EXERCISE REQUIREMENTS - Could you output the passage on the PhilHealth fund diversion word for word, beginning at the words that contain "As bad as the" and stopping after "this execrable crime?"?

PASSAGE -
-------

And so it was that the PhilHealth fund diversion, according to records submitted to the Congress hearing, were approved and given official funding on the same day that the Dengvaxia program was greenlighted. That was on the December 29, 2015, the last working day for which such programs were allowed before they were banned because of the approaching May 2016 elections.

As bad as the Dengvaxia scandal was, some people believe that the PhilHealth scandal was worse. Several times worse, according to Senator Joseph Victor Ejercito.

“The diversion of the PhilHealth fund intended for the benefits of senior citizens, for me, is a heinous act three times more cruel than the Dengvaxia fiasco,” said Ejercito, chairman of the joint oversight panel. “I can only describe this act as heartless and insensitive to the condition of our senior citizens,” Ejercito added.

But how did the PhilHealth scandal happen? And when will the perpetrators land in jail for this execrable crime?

-------

EXCERPTED DATA -
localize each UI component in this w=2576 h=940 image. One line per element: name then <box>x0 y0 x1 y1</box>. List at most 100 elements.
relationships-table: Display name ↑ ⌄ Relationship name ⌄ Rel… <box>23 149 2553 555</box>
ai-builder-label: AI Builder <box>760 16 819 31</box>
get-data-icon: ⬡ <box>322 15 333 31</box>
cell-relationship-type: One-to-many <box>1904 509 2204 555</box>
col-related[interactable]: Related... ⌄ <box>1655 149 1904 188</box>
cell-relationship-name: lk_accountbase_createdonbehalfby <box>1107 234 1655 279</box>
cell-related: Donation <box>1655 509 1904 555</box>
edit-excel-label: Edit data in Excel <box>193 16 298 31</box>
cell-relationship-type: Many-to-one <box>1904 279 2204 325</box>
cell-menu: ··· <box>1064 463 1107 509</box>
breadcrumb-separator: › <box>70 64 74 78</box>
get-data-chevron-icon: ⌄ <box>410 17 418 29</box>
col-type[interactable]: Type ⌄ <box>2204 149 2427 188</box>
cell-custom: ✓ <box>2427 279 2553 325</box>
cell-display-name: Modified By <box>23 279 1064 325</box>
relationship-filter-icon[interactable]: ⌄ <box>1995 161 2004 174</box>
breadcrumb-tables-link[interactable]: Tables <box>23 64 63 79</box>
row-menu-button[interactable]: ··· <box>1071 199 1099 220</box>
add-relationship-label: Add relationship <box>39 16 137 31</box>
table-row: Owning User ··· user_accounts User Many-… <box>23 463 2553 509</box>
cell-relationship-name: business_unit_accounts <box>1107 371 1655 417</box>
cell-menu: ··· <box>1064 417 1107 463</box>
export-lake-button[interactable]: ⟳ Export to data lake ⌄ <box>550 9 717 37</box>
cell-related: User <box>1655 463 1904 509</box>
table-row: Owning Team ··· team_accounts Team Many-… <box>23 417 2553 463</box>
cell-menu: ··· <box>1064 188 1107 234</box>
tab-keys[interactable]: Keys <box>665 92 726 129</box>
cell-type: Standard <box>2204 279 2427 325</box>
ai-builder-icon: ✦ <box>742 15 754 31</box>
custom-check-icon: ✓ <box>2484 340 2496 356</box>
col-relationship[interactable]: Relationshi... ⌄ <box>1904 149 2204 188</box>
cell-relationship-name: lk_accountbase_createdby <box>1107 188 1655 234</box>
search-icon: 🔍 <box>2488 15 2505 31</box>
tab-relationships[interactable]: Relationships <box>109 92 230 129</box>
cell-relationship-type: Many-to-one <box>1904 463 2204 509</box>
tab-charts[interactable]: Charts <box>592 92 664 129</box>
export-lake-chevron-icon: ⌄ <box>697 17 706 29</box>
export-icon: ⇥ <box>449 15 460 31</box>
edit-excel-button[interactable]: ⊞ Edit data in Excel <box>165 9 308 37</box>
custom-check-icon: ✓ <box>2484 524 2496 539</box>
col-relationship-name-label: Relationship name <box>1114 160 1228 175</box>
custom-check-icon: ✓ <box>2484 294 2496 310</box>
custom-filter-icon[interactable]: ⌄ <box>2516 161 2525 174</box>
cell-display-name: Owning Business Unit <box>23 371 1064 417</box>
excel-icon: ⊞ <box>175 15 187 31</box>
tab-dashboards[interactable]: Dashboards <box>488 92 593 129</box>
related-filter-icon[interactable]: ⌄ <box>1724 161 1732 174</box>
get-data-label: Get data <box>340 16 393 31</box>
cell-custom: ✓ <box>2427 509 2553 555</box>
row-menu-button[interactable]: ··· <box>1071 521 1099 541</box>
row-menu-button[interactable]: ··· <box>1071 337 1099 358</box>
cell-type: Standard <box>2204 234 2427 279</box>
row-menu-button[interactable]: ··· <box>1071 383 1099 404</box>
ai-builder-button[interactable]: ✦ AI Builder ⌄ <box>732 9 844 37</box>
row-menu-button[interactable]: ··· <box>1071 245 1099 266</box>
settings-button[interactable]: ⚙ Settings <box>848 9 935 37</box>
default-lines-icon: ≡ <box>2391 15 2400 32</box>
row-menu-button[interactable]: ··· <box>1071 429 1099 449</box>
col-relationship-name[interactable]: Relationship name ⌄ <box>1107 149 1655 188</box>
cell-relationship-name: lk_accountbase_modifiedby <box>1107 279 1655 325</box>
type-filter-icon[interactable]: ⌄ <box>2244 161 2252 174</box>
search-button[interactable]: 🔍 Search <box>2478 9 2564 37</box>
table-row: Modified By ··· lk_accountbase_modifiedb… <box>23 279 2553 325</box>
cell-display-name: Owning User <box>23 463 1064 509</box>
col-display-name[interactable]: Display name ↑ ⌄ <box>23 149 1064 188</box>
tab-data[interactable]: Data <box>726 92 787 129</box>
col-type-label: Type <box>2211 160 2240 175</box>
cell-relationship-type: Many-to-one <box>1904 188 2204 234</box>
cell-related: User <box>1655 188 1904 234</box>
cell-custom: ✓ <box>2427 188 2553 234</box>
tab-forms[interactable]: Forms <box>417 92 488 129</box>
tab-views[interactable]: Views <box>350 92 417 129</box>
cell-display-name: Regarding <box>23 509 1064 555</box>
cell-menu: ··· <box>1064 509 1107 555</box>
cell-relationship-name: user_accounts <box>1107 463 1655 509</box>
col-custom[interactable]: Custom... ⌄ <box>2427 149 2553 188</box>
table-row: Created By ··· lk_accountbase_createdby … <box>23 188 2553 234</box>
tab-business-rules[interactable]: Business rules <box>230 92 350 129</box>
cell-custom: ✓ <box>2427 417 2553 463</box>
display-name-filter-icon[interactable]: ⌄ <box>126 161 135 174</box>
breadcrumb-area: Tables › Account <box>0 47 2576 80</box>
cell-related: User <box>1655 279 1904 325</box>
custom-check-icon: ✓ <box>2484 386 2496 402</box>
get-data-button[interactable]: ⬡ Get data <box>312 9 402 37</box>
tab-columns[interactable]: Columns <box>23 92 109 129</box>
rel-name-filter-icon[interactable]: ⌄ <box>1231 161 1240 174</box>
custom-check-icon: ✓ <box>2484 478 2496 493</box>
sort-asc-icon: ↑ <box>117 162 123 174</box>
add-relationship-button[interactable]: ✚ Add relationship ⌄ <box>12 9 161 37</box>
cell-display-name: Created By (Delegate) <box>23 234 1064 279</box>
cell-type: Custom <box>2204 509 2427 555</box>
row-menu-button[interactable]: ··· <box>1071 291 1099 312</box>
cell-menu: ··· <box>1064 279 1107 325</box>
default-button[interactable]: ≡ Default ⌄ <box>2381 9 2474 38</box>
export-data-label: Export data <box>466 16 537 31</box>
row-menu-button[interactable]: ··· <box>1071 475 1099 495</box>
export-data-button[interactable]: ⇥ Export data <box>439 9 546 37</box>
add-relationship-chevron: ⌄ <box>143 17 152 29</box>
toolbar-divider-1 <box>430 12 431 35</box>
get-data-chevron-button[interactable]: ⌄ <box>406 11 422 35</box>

-------

SOLUTION TO THE EXERCISE -
As bad as the Dengvaxia scandal was, some people believe that the PhilHealth scandal was worse. Several times worse, according to Senator Joseph Victor Ejercito.

“The diversion of the PhilHealth fund intended for the benefits of senior citizens, for me, is a heinous act three times more cruel than the Dengvaxia fiasco,” said Ejercito, chairman of the joint oversight panel. “I can only describe this act as heartless and insensitive to the condition of our senior citizens,” Ejercito added.

But how did the PhilHealth scandal happen? And when will the perpetrators land in jail for this execrable crime?